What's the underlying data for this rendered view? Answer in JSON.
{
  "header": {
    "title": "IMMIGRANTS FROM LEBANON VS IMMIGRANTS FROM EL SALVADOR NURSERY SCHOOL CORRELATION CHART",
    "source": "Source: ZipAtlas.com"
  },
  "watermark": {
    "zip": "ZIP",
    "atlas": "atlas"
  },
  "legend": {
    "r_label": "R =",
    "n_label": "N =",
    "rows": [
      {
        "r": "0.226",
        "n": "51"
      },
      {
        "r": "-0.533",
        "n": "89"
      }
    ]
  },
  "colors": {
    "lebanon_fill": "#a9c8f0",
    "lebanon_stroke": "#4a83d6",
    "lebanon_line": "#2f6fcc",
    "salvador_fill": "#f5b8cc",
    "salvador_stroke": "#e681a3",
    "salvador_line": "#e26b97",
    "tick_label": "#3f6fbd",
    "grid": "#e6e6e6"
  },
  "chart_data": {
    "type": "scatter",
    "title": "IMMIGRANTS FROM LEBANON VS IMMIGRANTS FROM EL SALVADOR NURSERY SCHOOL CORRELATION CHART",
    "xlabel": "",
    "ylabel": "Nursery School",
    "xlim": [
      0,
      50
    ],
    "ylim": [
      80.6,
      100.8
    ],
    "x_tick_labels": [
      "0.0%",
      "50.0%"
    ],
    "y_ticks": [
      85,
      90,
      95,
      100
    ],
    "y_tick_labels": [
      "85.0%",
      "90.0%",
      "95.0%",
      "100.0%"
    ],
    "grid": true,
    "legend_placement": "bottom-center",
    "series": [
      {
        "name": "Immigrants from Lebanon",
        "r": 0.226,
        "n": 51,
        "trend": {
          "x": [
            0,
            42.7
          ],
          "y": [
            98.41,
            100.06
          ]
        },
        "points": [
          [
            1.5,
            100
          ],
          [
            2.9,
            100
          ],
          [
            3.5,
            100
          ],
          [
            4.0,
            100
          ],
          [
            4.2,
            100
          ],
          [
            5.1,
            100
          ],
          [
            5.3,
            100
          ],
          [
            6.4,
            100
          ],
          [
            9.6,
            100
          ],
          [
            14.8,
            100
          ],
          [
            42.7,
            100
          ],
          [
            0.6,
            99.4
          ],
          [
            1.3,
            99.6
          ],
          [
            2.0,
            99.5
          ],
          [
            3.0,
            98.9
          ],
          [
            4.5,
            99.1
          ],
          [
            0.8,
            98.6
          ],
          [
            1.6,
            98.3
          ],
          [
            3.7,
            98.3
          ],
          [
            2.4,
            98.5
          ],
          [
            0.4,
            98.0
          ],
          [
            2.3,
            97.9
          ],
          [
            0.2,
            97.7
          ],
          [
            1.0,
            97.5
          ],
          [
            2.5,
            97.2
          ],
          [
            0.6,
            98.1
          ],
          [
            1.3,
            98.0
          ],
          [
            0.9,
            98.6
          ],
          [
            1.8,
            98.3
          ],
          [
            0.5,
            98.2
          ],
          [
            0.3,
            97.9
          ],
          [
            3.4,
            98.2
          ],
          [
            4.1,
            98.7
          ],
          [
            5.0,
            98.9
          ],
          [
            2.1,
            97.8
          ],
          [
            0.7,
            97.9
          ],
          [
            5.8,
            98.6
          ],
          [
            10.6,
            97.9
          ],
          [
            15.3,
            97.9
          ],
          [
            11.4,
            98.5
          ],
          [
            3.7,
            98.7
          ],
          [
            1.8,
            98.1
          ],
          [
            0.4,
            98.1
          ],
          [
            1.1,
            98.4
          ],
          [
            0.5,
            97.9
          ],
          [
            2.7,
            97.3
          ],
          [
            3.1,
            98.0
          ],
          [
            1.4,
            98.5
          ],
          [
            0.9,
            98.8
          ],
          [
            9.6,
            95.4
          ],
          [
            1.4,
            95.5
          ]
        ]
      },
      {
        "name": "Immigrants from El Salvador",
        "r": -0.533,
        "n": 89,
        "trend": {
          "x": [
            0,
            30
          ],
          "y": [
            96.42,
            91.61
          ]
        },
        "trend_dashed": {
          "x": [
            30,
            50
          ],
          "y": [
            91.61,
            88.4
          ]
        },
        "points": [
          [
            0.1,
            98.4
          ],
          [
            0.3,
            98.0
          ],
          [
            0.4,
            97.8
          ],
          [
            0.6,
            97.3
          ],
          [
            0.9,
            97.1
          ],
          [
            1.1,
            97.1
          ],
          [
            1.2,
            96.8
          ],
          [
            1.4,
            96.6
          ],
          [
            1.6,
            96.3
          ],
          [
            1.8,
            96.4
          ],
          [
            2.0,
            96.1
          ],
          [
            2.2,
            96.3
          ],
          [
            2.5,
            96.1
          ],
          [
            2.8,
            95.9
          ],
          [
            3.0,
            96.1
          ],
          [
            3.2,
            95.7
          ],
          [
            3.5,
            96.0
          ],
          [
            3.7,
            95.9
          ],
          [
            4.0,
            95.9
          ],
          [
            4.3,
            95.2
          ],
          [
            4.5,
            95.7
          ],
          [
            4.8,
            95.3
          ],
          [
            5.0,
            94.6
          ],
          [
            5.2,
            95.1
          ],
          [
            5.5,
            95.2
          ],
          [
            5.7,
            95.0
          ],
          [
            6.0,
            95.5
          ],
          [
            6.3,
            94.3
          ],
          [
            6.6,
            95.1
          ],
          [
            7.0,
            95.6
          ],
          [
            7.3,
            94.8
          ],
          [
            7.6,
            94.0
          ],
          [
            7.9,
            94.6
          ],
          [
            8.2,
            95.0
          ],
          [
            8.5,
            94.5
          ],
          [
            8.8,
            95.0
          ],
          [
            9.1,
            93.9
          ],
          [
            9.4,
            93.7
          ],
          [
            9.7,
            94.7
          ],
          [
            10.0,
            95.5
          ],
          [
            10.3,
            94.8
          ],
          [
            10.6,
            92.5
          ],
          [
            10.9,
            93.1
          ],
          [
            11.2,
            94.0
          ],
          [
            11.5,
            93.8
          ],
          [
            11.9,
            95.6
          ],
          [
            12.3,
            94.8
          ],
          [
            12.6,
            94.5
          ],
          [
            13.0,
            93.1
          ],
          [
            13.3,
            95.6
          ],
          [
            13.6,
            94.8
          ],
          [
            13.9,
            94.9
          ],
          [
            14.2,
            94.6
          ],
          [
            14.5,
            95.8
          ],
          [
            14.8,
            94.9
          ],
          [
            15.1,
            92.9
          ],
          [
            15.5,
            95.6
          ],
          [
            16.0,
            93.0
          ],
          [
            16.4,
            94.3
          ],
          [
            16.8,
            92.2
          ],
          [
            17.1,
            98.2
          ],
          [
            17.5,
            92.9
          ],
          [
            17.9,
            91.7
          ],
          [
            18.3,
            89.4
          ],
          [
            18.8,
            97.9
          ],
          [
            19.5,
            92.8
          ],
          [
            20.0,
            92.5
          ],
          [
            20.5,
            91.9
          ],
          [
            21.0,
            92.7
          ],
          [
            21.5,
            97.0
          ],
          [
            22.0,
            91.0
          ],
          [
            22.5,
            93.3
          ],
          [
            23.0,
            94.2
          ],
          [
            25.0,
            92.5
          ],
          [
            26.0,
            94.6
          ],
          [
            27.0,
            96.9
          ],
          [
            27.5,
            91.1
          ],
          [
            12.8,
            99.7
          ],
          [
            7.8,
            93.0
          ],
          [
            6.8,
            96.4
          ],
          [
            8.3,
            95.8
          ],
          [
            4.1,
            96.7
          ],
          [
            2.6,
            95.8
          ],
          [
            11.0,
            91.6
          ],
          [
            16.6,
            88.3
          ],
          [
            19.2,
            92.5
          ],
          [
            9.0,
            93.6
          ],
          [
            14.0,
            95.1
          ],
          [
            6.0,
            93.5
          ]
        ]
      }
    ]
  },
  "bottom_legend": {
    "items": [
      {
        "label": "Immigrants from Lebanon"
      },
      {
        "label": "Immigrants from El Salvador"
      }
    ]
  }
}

....

▶ **WORK TO DO**: What is the number of lines in the data above that include the word "name"? Answer with that number only.

▶ **RESULT**: 2